■ BRIEF ■
Leave out the pictures and repeat every record exactly.

═════ TASK INPUT

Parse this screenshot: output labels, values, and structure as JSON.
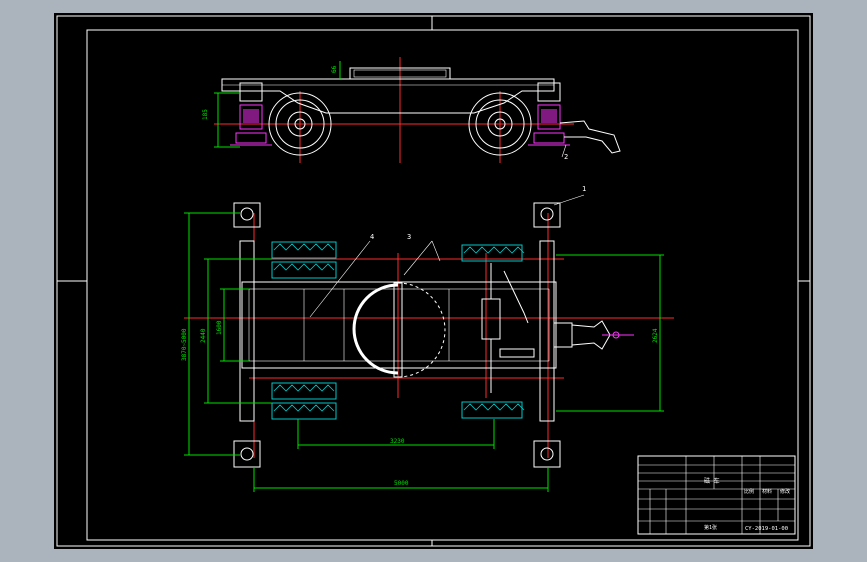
{
  "drawing": {
    "dimensions": {
      "side_height": "185",
      "side_top": "66",
      "wheelbase_inner": "3230",
      "overall_length": "5000",
      "track_vertical": "3870~5000",
      "track_inner_a": "2440",
      "track_inner_b": "1600",
      "right_height": "2624"
    },
    "balloons": [
      "1",
      "2",
      "3",
      "4"
    ]
  },
  "title_block": {
    "name": "磁 车",
    "scale_label": "比例",
    "material_label": "材料",
    "drawing_no": "CY-2019-01-00",
    "sheet_label": "第1张",
    "rev_label": "修改",
    "rows": [
      "",
      "",
      "",
      ""
    ]
  },
  "colors": {
    "paper": "#000000",
    "frame": "#ffffff",
    "part": "#ffffff",
    "centerline": "#ff2a2a",
    "dimension": "#00e000",
    "hatch": "#00c8c8",
    "highlight": "#ff33ff"
  }
}
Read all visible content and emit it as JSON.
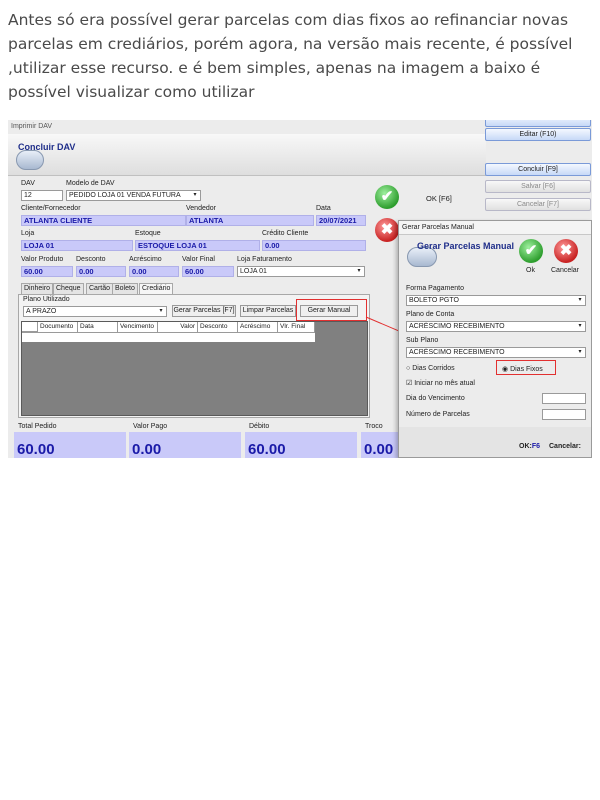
{
  "intro": {
    "text": "Antes só era possível gerar parcelas com dias fixos ao refinanciar novas parcelas em crediários, porém agora, na versão mais recente, é possível ,utilizar esse recurso. e é bem simples, apenas na imagem a baixo é possível visualizar como utilizar"
  },
  "window": {
    "title": "Imprimir DAV",
    "heading": "Concluir DAV",
    "dav_label": "DAV",
    "dav_value": "12",
    "modelo_label": "Modelo de DAV",
    "modelo_value": "PEDIDO LOJA 01 VENDA FUTURA",
    "cliente_label": "Cliente/Fornecedor",
    "cliente_value": "ATLANTA CLIENTE",
    "vendedor_label": "Vendedor",
    "vendedor_value": "ATLANTA",
    "data_label": "Data",
    "data_value": "20/07/2021",
    "loja_label": "Loja",
    "loja_value": "LOJA 01",
    "estoque_label": "Estoque",
    "estoque_value": "ESTOQUE LOJA 01",
    "credito_label": "Crédito Cliente",
    "credito_value": "0.00",
    "valor_produto_label": "Valor Produto",
    "valor_produto_value": "60.00",
    "desconto_label": "Desconto",
    "desconto_value": "0.00",
    "acrescimo_label": "Acréscimo",
    "acrescimo_value": "0.00",
    "valor_final_label": "Valor Final",
    "valor_final_value": "60.00",
    "loja_faturamento_label": "Loja Faturamento",
    "loja_faturamento_value": "LOJA 01",
    "ok_label": "OK [F6]"
  },
  "right_buttons": [
    {
      "label": "Editar (F10)",
      "disabled": false
    },
    {
      "label": "Concluir [F9]",
      "disabled": false
    },
    {
      "label": "Salvar [F6]",
      "disabled": true
    },
    {
      "label": "Cancelar [F7]",
      "disabled": true
    }
  ],
  "tabs": [
    "Dinheiro",
    "Cheque",
    "Cartão",
    "Boleto",
    "Crediário"
  ],
  "crediario": {
    "plano_label": "Plano Utilizado",
    "plano_value": "A PRAZO",
    "gerar_parcelas": "Gerar Parcelas [F7]",
    "limpar_parcelas": "Limpar Parcelas",
    "gerar_manual": "Gerar Manual",
    "columns": [
      "Documento",
      "Data",
      "Vencimento",
      "Valor",
      "Desconto",
      "Acréscimo",
      "Vlr. Final"
    ]
  },
  "totals": [
    {
      "label": "Total Pedido",
      "value": "60.00"
    },
    {
      "label": "Valor Pago",
      "value": "0.00"
    },
    {
      "label": "Débito",
      "value": "60.00"
    },
    {
      "label": "Troco",
      "value": "0.00"
    }
  ],
  "dialog": {
    "title": "Gerar Parcelas Manual",
    "heading": "Gerar Parcelas Manual",
    "ok_label": "Ok",
    "cancel_label": "Cancelar",
    "forma_label": "Forma Pagamento",
    "forma_value": "BOLETO PGTO",
    "plano_conta_label": "Plano de Conta",
    "plano_conta_value": "ACRÉSCIMO RECEBIMENTO",
    "sub_plano_label": "Sub Plano",
    "sub_plano_value": "ACRÉSCIMO RECEBIMENTO",
    "dias_corridos": "Dias Corridos",
    "dias_fixos": "Dias Fixos",
    "iniciar_label": "Iniciar no mês atual",
    "dia_vencimento_label": "Dia do Vencimento",
    "numero_parcelas_label": "Número de Parcelas",
    "footer_ok_prefix": "OK:",
    "footer_ok_key": "F6",
    "footer_cancel": "Cancelar:"
  },
  "colors": {
    "field_bg": "#c9c9f9",
    "field_text": "#1a1aa8",
    "highlight": "#e23030",
    "window_bg": "#ececec"
  }
}
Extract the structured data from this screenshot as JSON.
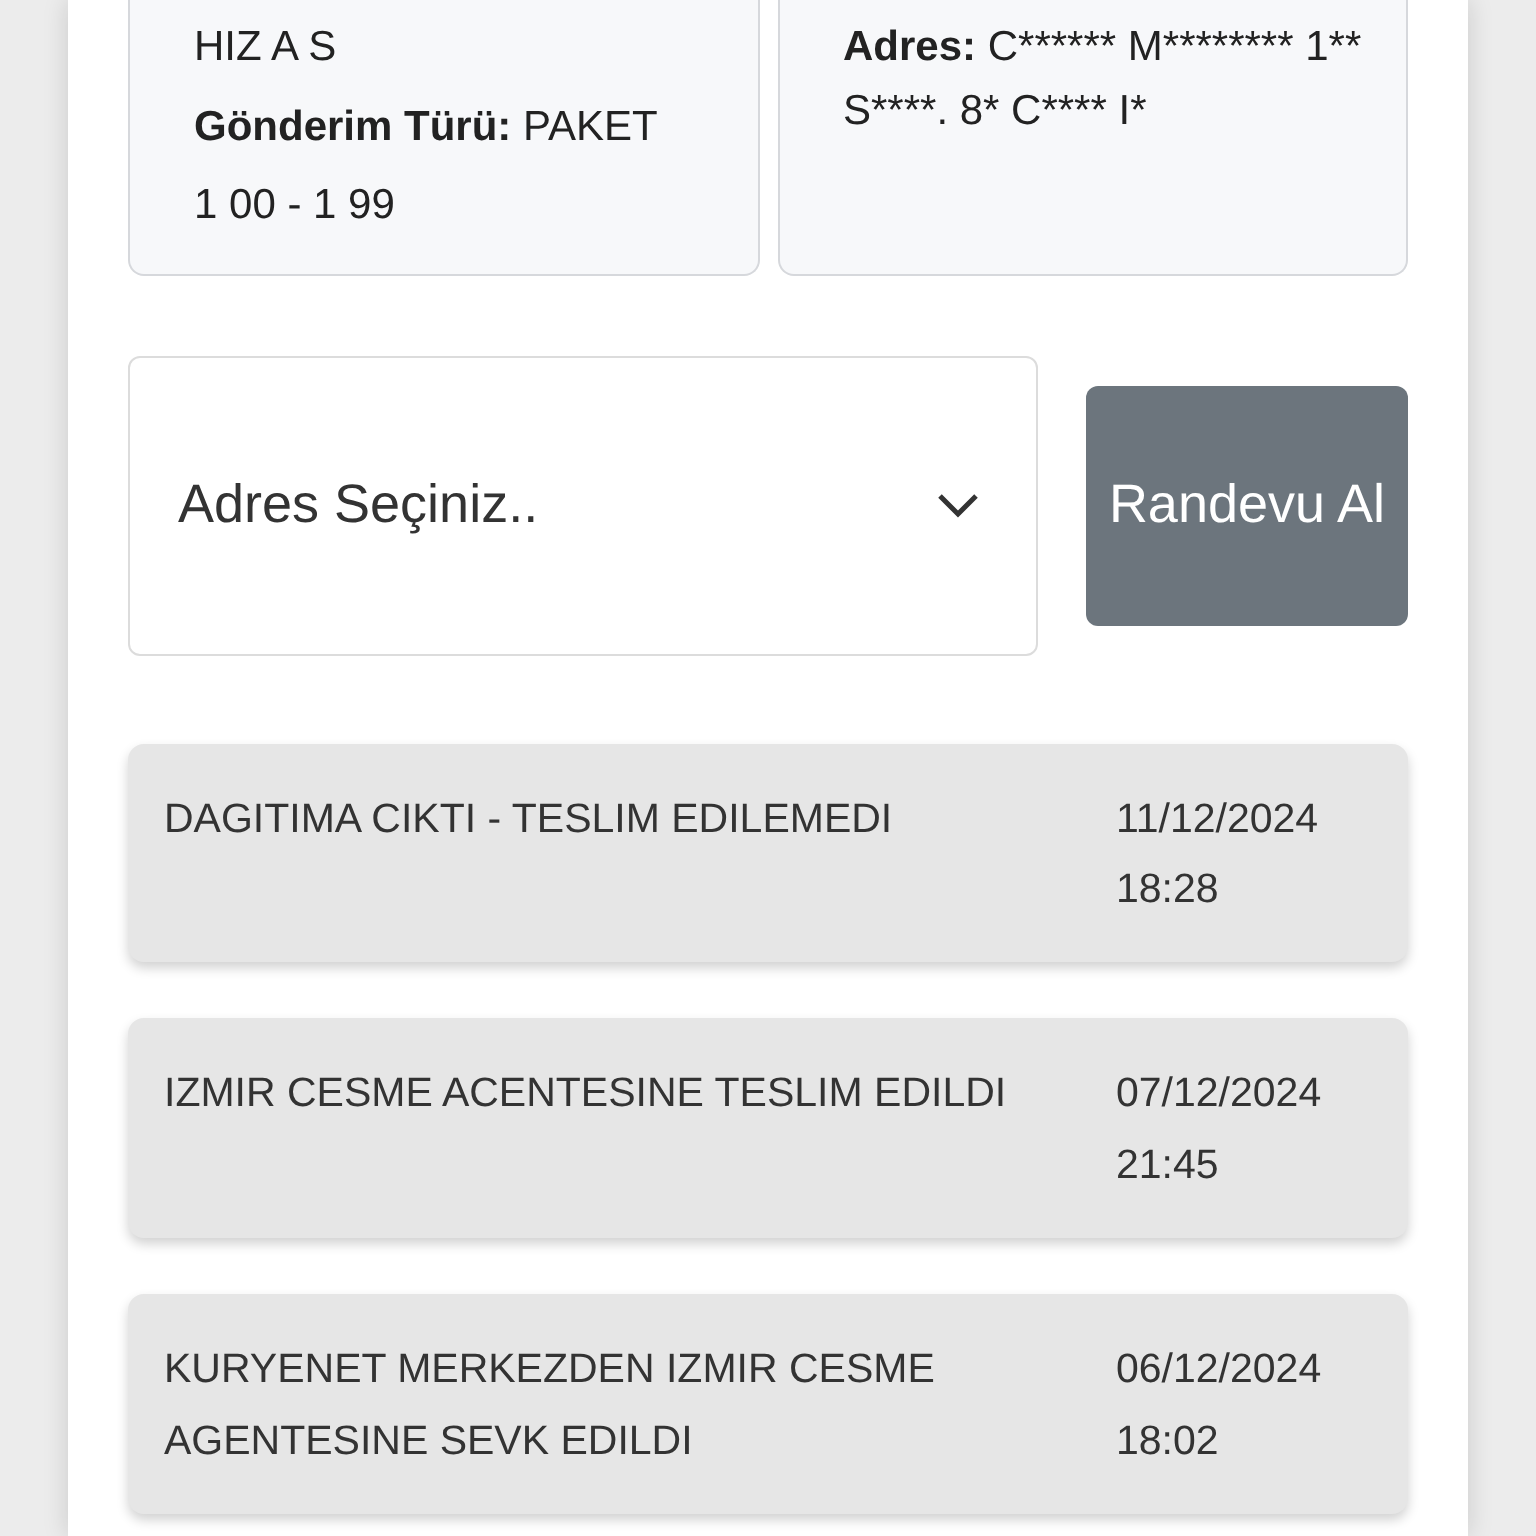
{
  "info_cards": [
    {
      "lines": [
        {
          "value": "HIZ A S"
        },
        {
          "label": "Gönderim Türü:",
          "value": "PAKET"
        },
        {
          "value": "1 00 - 1 99"
        }
      ]
    },
    {
      "lines": [
        {
          "label": "Adres:",
          "value": "C****** M******** 1** S****. 8* C**** I*"
        }
      ]
    }
  ],
  "address_select": {
    "placeholder": "Adres Seçiniz.."
  },
  "appointment_button": "Randevu Al",
  "events": [
    {
      "status": "DAGITIMA CIKTI - TESLIM EDILEMEDI",
      "date": "11/12/2024",
      "time": "18:28"
    },
    {
      "status": "IZMIR CESME ACENTESINE TESLIM EDILDI",
      "date": "07/12/2024",
      "time": "21:45"
    },
    {
      "status": "KURYENET MERKEZDEN IZMIR CESME AGENTESINE SEVK EDILDI",
      "date": "06/12/2024",
      "time": "18:02"
    }
  ]
}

══════════

■ TASK SOLUTION ■
Parse this screenshot: output labels, values, and structure as JSON.
{
  "drawing": {
    "dimensions": {
      "side_height": "185",
      "side_top": "66",
      "wheelbase_inner": "3230",
      "overall_length": "5000",
      "track_vertical": "3870~5000",
      "track_inner_a": "2440",
      "track_inner_b": "1600",
      "right_height": "2624"
    },
    "balloons": [
      "1",
      "2",
      "3",
      "4"
    ]
  },
  "title_block": {
    "name": "磁 车",
    "scale_label": "比例",
    "material_label": "材料",
    "drawing_no": "CY-2019-01-00",
    "sheet_label": "第1张",
    "rev_label": "修改",
    "rows": [
      "",
      "",
      "",
      ""
    ]
  },
  "colors": {
    "paper": "#000000",
    "frame": "#ffffff",
    "part": "#ffffff",
    "centerline": "#ff2a2a",
    "dimension": "#00e000",
    "hatch": "#00c8c8",
    "highlight": "#ff33ff"
  }
}
Read all visible content and emit it as JSON.
{
  "intro": {
    "text": "Antes só era possível gerar parcelas com dias fixos ao refinanciar novas parcelas em crediários, porém agora, na versão mais recente, é possível ,utilizar esse recurso. e é bem simples, apenas na imagem a baixo é possível visualizar como utilizar"
  },
  "window": {
    "title": "Imprimir DAV",
    "heading": "Concluir DAV",
    "dav_label": "DAV",
    "dav_value": "12",
    "modelo_label": "Modelo de DAV",
    "modelo_value": "PEDIDO LOJA 01 VENDA FUTURA",
    "cliente_label": "Cliente/Fornecedor",
    "cliente_value": "ATLANTA CLIENTE",
    "vendedor_label": "Vendedor",
    "vendedor_value": "ATLANTA",
    "data_label": "Data",
    "data_value": "20/07/2021",
    "loja_label": "Loja",
    "loja_value": "LOJA 01",
    "estoque_label": "Estoque",
    "estoque_value": "ESTOQUE LOJA 01",
    "credito_label": "Crédito Cliente",
    "credito_value": "0.00",
    "valor_produto_label": "Valor Produto",
    "valor_produto_value": "60.00",
    "desconto_label": "Desconto",
    "desconto_value": "0.00",
    "acrescimo_label": "Acréscimo",
    "acrescimo_value": "0.00",
    "valor_final_label": "Valor Final",
    "valor_final_value": "60.00",
    "loja_faturamento_label": "Loja Faturamento",
    "loja_faturamento_value": "LOJA 01",
    "ok_label": "OK [F6]"
  },
  "right_buttons": [
    {
      "label": "Editar (F10)",
      "disabled": false
    },
    {
      "label": "Concluir [F9]",
      "disabled": false
    },
    {
      "label": "Salvar [F6]",
      "disabled": true
    },
    {
      "label": "Cancelar [F7]",
      "disabled": true
    }
  ],
  "tabs": [
    "Dinheiro",
    "Cheque",
    "Cartão",
    "Boleto",
    "Crediário"
  ],
  "crediario": {
    "plano_label": "Plano Utilizado",
    "plano_value": "A PRAZO",
    "gerar_parcelas": "Gerar Parcelas [F7]",
    "limpar_parcelas": "Limpar Parcelas",
    "gerar_manual": "Gerar Manual",
    "columns": [
      "Documento",
      "Data",
      "Vencimento",
      "Valor",
      "Desconto",
      "Acréscimo",
      "Vlr. Final"
    ]
  },
  "totals": [
    {
      "label": "Total Pedido",
      "value": "60.00"
    },
    {
      "label": "Valor Pago",
      "value": "0.00"
    },
    {
      "label": "Débito",
      "value": "60.00"
    },
    {
      "label": "Troco",
      "value": "0.00"
    }
  ],
  "dialog": {
    "title": "Gerar Parcelas Manual",
    "heading": "Gerar Parcelas Manual",
    "ok_label": "Ok",
    "cancel_label": "Cancelar",
    "forma_label": "Forma Pagamento",
    "forma_value": "BOLETO PGTO",
    "plano_conta_label": "Plano de Conta",
    "plano_conta_value": "ACRÉSCIMO RECEBIMENTO",
    "sub_plano_label": "Sub Plano",
    "sub_plano_value": "ACRÉSCIMO RECEBIMENTO",
    "dias_corridos": "Dias Corridos",
    "dias_fixos": "Dias Fixos",
    "iniciar_label": "Iniciar no mês atual",
    "dia_vencimento_label": "Dia do Vencimento",
    "numero_parcelas_label": "Número de Parcelas",
    "footer_ok_prefix": "OK:",
    "footer_ok_key": "F6",
    "footer_cancel": "Cancelar:"
  },
  "colors": {
    "field_bg": "#c9c9f9",
    "field_text": "#1a1aa8",
    "highlight": "#e23030",
    "window_bg": "#ececec"
  }
}
Extract the structured data from this screenshot as JSON.
{
  "info_cards": [
    {
      "lines": [
        {
          "value": "HIZ A S"
        },
        {
          "label": "Gönderim Türü:",
          "value": "PAKET"
        },
        {
          "value": "1 00 - 1 99"
        }
      ]
    },
    {
      "lines": [
        {
          "label": "Adres:",
          "value": "C****** M******** 1** S****. 8* C**** I*"
        }
      ]
    }
  ],
  "address_select": {
    "placeholder": "Adres Seçiniz.."
  },
  "appointment_button": "Randevu Al",
  "events": [
    {
      "status": "DAGITIMA CIKTI - TESLIM EDILEMEDI",
      "date": "11/12/2024",
      "time": "18:28"
    },
    {
      "status": "IZMIR CESME ACENTESINE TESLIM EDILDI",
      "date": "07/12/2024",
      "time": "21:45"
    },
    {
      "status": "KURYENET MERKEZDEN IZMIR CESME AGENTESINE SEVK EDILDI",
      "date": "06/12/2024",
      "time": "18:02"
    }
  ]
}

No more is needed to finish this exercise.